Stated problem → Set down all of the entries word for word, omitting the images they contain.

Data entries →
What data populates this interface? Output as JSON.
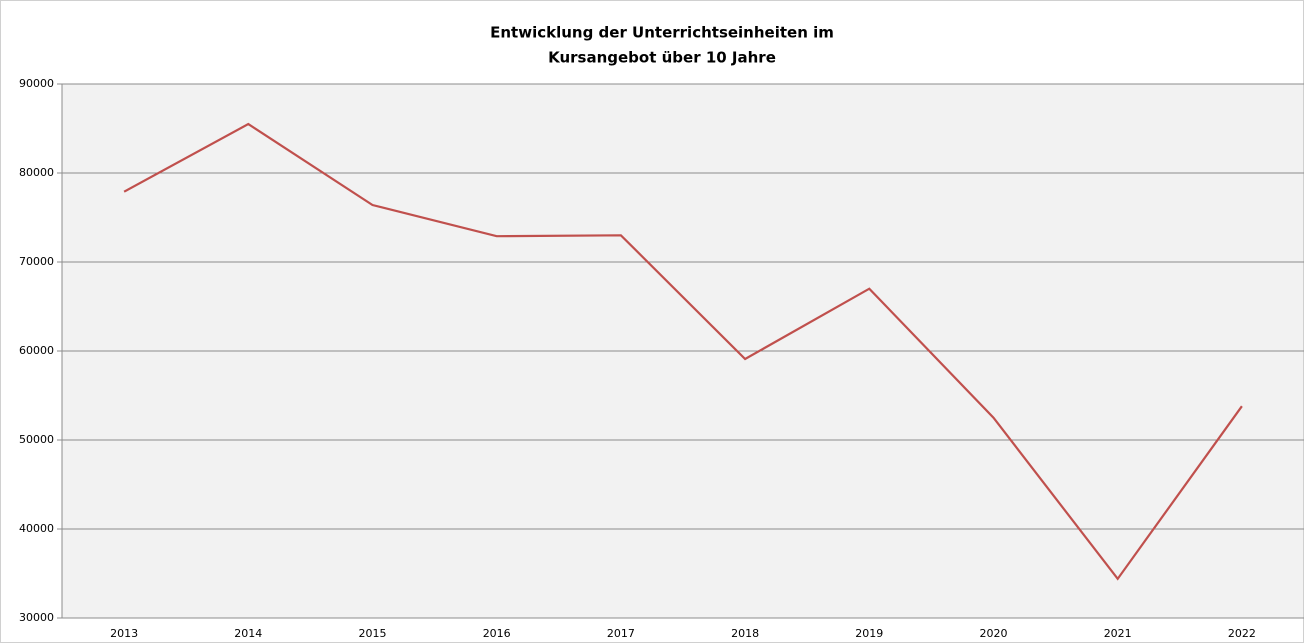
{
  "chart_data": {
    "type": "line",
    "title": [
      "Entwicklung der Unterrichtseinheiten im",
      "Kursangebot über 10 Jahre"
    ],
    "categories": [
      "2013",
      "2014",
      "2015",
      "2016",
      "2017",
      "2018",
      "2019",
      "2020",
      "2021",
      "2022"
    ],
    "values": [
      77900,
      85500,
      76400,
      72900,
      73000,
      59100,
      67000,
      52500,
      34400,
      53800
    ],
    "color": "#c0504d",
    "ylim": [
      30000,
      90000
    ],
    "yticks": [
      30000,
      40000,
      50000,
      60000,
      70000,
      80000,
      90000
    ],
    "grid": true
  }
}
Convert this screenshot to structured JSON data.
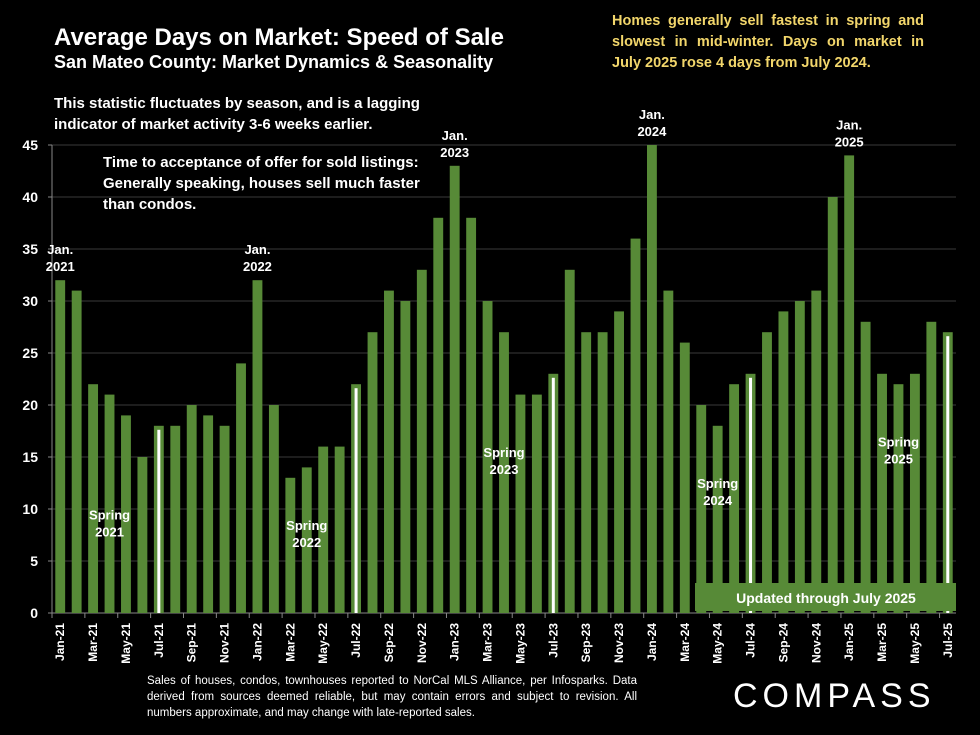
{
  "header": {
    "title": "Average Days on Market:  Speed of Sale",
    "subtitle": "San Mateo County: Market Dynamics & Seasonality",
    "note_lagging": "This statistic fluctuates by season, and is a lagging indicator of market activity 3-6 weeks earlier.",
    "note_definition": "Time to acceptance of offer for sold listings: Generally speaking, houses sell much faster than condos."
  },
  "callout": "Homes generally sell fastest in spring and slowest in mid-winter. Days on market in July 2025 rose 4 days from July 2024.",
  "footer": {
    "disclaimer": "Sales of houses, condos, townhouses reported to NorCal MLS Alliance, per Infosparks. Data derived from sources deemed reliable, but may contain errors and subject to revision. All numbers approximate, and may change with late-reported sales.",
    "logo": "COMPASS"
  },
  "colors": {
    "bar": "#578a37",
    "july_marker": "#ffffff",
    "callout_text": "#f2d66b",
    "gridline": "#3a3a3a"
  },
  "chart_data": {
    "type": "bar",
    "title": "Average Days on Market: Speed of Sale",
    "xlabel": "",
    "ylabel": "",
    "ylim": [
      0,
      45
    ],
    "yticks": [
      0,
      5,
      10,
      15,
      20,
      25,
      30,
      35,
      40,
      45
    ],
    "grid": true,
    "categories": [
      "Jan-21",
      "Feb-21",
      "Mar-21",
      "Apr-21",
      "May-21",
      "Jun-21",
      "Jul-21",
      "Aug-21",
      "Sep-21",
      "Oct-21",
      "Nov-21",
      "Dec-21",
      "Jan-22",
      "Feb-22",
      "Mar-22",
      "Apr-22",
      "May-22",
      "Jun-22",
      "Jul-22",
      "Aug-22",
      "Sep-22",
      "Oct-22",
      "Nov-22",
      "Dec-22",
      "Jan-23",
      "Feb-23",
      "Mar-23",
      "Apr-23",
      "May-23",
      "Jun-23",
      "Jul-23",
      "Aug-23",
      "Sep-23",
      "Oct-23",
      "Nov-23",
      "Dec-23",
      "Jan-24",
      "Feb-24",
      "Mar-24",
      "Apr-24",
      "May-24",
      "Jun-24",
      "Jul-24",
      "Aug-24",
      "Sep-24",
      "Oct-24",
      "Nov-24",
      "Dec-24",
      "Jan-25",
      "Feb-25",
      "Mar-25",
      "Apr-25",
      "May-25",
      "Jun-25",
      "Jul-25"
    ],
    "xtick_labels": [
      "Jan-21",
      "Mar-21",
      "May-21",
      "Jul-21",
      "Sep-21",
      "Nov-21",
      "Jan-22",
      "Mar-22",
      "May-22",
      "Jul-22",
      "Sep-22",
      "Nov-22",
      "Jan-23",
      "Mar-23",
      "May-23",
      "Jul-23",
      "Sep-23",
      "Nov-23",
      "Jan-24",
      "Mar-24",
      "May-24",
      "Jul-24",
      "Sep-24",
      "Nov-24",
      "Jan-25",
      "Mar-25",
      "May-25",
      "Jul-25"
    ],
    "values": [
      32,
      31,
      22,
      21,
      19,
      15,
      18,
      18,
      20,
      19,
      18,
      24,
      32,
      20,
      13,
      14,
      16,
      16,
      22,
      27,
      31,
      30,
      33,
      38,
      43,
      38,
      30,
      27,
      21,
      21,
      23,
      33,
      27,
      27,
      29,
      36,
      45,
      31,
      26,
      20,
      18,
      22,
      23,
      27,
      29,
      30,
      31,
      40,
      44,
      28,
      23,
      22,
      23,
      28,
      27
    ],
    "highlighted_months": [
      "Jul-21",
      "Jul-22",
      "Jul-23",
      "Jul-24",
      "Jul-25"
    ],
    "annotations": [
      {
        "label": "Jan.\n2021",
        "category": "Jan-21"
      },
      {
        "label": "Jan.\n2022",
        "category": "Jan-22"
      },
      {
        "label": "Jan.\n2023",
        "category": "Jan-23"
      },
      {
        "label": "Jan.\n2024",
        "category": "Jan-24"
      },
      {
        "label": "Jan.\n2025",
        "category": "Jan-25"
      },
      {
        "label": "Spring\n2021",
        "category": "Apr-21",
        "value": 9
      },
      {
        "label": "Spring\n2022",
        "category": "Apr-22",
        "value": 8
      },
      {
        "label": "Spring\n2023",
        "category": "Apr-23",
        "value": 15
      },
      {
        "label": "Spring\n2024",
        "category": "May-24",
        "value": 12
      },
      {
        "label": "Spring\n2025",
        "category": "Apr-25",
        "value": 16
      }
    ],
    "banner": "Updated through July 2025"
  }
}
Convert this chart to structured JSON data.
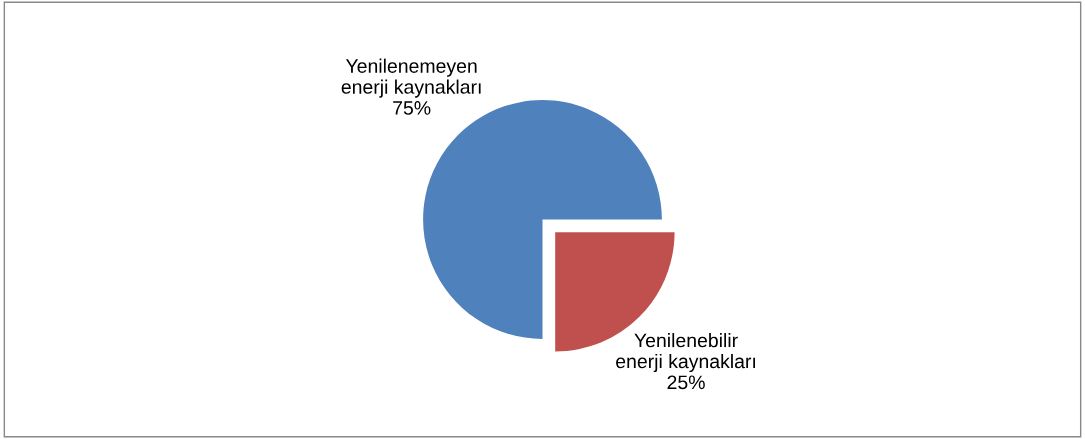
{
  "chart_data": {
    "type": "pie",
    "categories": [
      "Yenilenemeyen enerji kaynakları",
      "Yenilenebilir enerji kaynakları"
    ],
    "values": [
      75,
      25
    ],
    "value_labels": [
      "75%",
      "25%"
    ],
    "colors": [
      "#4f81bd",
      "#c0504d"
    ],
    "legend": false
  }
}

Response to the exercise →
What data populates this interface? Output as JSON.
{
  "chart_data": {
    "type": "line",
    "title": [
      "Entwicklung der Unterrichtseinheiten im",
      "Kursangebot über 10 Jahre"
    ],
    "categories": [
      "2013",
      "2014",
      "2015",
      "2016",
      "2017",
      "2018",
      "2019",
      "2020",
      "2021",
      "2022"
    ],
    "values": [
      77900,
      85500,
      76400,
      72900,
      73000,
      59100,
      67000,
      52500,
      34400,
      53800
    ],
    "color": "#c0504d",
    "ylim": [
      30000,
      90000
    ],
    "yticks": [
      30000,
      40000,
      50000,
      60000,
      70000,
      80000,
      90000
    ],
    "grid": true
  }
}
Convert this screenshot to structured JSON data.
{
  "header": {
    "title": "Average Days on Market:  Speed of Sale",
    "subtitle": "San Mateo County: Market Dynamics & Seasonality",
    "note_lagging": "This statistic fluctuates by season, and is a lagging indicator of market activity 3-6 weeks earlier.",
    "note_definition": "Time to acceptance of offer for sold listings: Generally speaking, houses sell much faster than condos."
  },
  "callout": "Homes generally sell fastest in spring and slowest in mid-winter. Days on market in July 2025 rose 4 days from July 2024.",
  "footer": {
    "disclaimer": "Sales of houses, condos, townhouses reported to NorCal MLS Alliance, per Infosparks. Data derived from sources deemed reliable, but may contain errors and subject to revision. All numbers approximate, and may change with late-reported sales.",
    "logo": "COMPASS"
  },
  "colors": {
    "bar": "#578a37",
    "july_marker": "#ffffff",
    "callout_text": "#f2d66b",
    "gridline": "#3a3a3a"
  },
  "chart_data": {
    "type": "bar",
    "title": "Average Days on Market: Speed of Sale",
    "xlabel": "",
    "ylabel": "",
    "ylim": [
      0,
      45
    ],
    "yticks": [
      0,
      5,
      10,
      15,
      20,
      25,
      30,
      35,
      40,
      45
    ],
    "grid": true,
    "categories": [
      "Jan-21",
      "Feb-21",
      "Mar-21",
      "Apr-21",
      "May-21",
      "Jun-21",
      "Jul-21",
      "Aug-21",
      "Sep-21",
      "Oct-21",
      "Nov-21",
      "Dec-21",
      "Jan-22",
      "Feb-22",
      "Mar-22",
      "Apr-22",
      "May-22",
      "Jun-22",
      "Jul-22",
      "Aug-22",
      "Sep-22",
      "Oct-22",
      "Nov-22",
      "Dec-22",
      "Jan-23",
      "Feb-23",
      "Mar-23",
      "Apr-23",
      "May-23",
      "Jun-23",
      "Jul-23",
      "Aug-23",
      "Sep-23",
      "Oct-23",
      "Nov-23",
      "Dec-23",
      "Jan-24",
      "Feb-24",
      "Mar-24",
      "Apr-24",
      "May-24",
      "Jun-24",
      "Jul-24",
      "Aug-24",
      "Sep-24",
      "Oct-24",
      "Nov-24",
      "Dec-24",
      "Jan-25",
      "Feb-25",
      "Mar-25",
      "Apr-25",
      "May-25",
      "Jun-25",
      "Jul-25"
    ],
    "xtick_labels": [
      "Jan-21",
      "Mar-21",
      "May-21",
      "Jul-21",
      "Sep-21",
      "Nov-21",
      "Jan-22",
      "Mar-22",
      "May-22",
      "Jul-22",
      "Sep-22",
      "Nov-22",
      "Jan-23",
      "Mar-23",
      "May-23",
      "Jul-23",
      "Sep-23",
      "Nov-23",
      "Jan-24",
      "Mar-24",
      "May-24",
      "Jul-24",
      "Sep-24",
      "Nov-24",
      "Jan-25",
      "Mar-25",
      "May-25",
      "Jul-25"
    ],
    "values": [
      32,
      31,
      22,
      21,
      19,
      15,
      18,
      18,
      20,
      19,
      18,
      24,
      32,
      20,
      13,
      14,
      16,
      16,
      22,
      27,
      31,
      30,
      33,
      38,
      43,
      38,
      30,
      27,
      21,
      21,
      23,
      33,
      27,
      27,
      29,
      36,
      45,
      31,
      26,
      20,
      18,
      22,
      23,
      27,
      29,
      30,
      31,
      40,
      44,
      28,
      23,
      22,
      23,
      28,
      27
    ],
    "highlighted_months": [
      "Jul-21",
      "Jul-22",
      "Jul-23",
      "Jul-24",
      "Jul-25"
    ],
    "annotations": [
      {
        "label": "Jan.\n2021",
        "category": "Jan-21"
      },
      {
        "label": "Jan.\n2022",
        "category": "Jan-22"
      },
      {
        "label": "Jan.\n2023",
        "category": "Jan-23"
      },
      {
        "label": "Jan.\n2024",
        "category": "Jan-24"
      },
      {
        "label": "Jan.\n2025",
        "category": "Jan-25"
      },
      {
        "label": "Spring\n2021",
        "category": "Apr-21",
        "value": 9
      },
      {
        "label": "Spring\n2022",
        "category": "Apr-22",
        "value": 8
      },
      {
        "label": "Spring\n2023",
        "category": "Apr-23",
        "value": 15
      },
      {
        "label": "Spring\n2024",
        "category": "May-24",
        "value": 12
      },
      {
        "label": "Spring\n2025",
        "category": "Apr-25",
        "value": 16
      }
    ],
    "banner": "Updated through July 2025"
  }
}
Convert this chart to structured JSON data.
{
  "chart_data": {
    "type": "pie",
    "categories": [
      "Yenilenemeyen enerji kaynakları",
      "Yenilenebilir enerji kaynakları"
    ],
    "values": [
      75,
      25
    ],
    "value_labels": [
      "75%",
      "25%"
    ],
    "colors": [
      "#4f81bd",
      "#c0504d"
    ],
    "legend": false
  }
}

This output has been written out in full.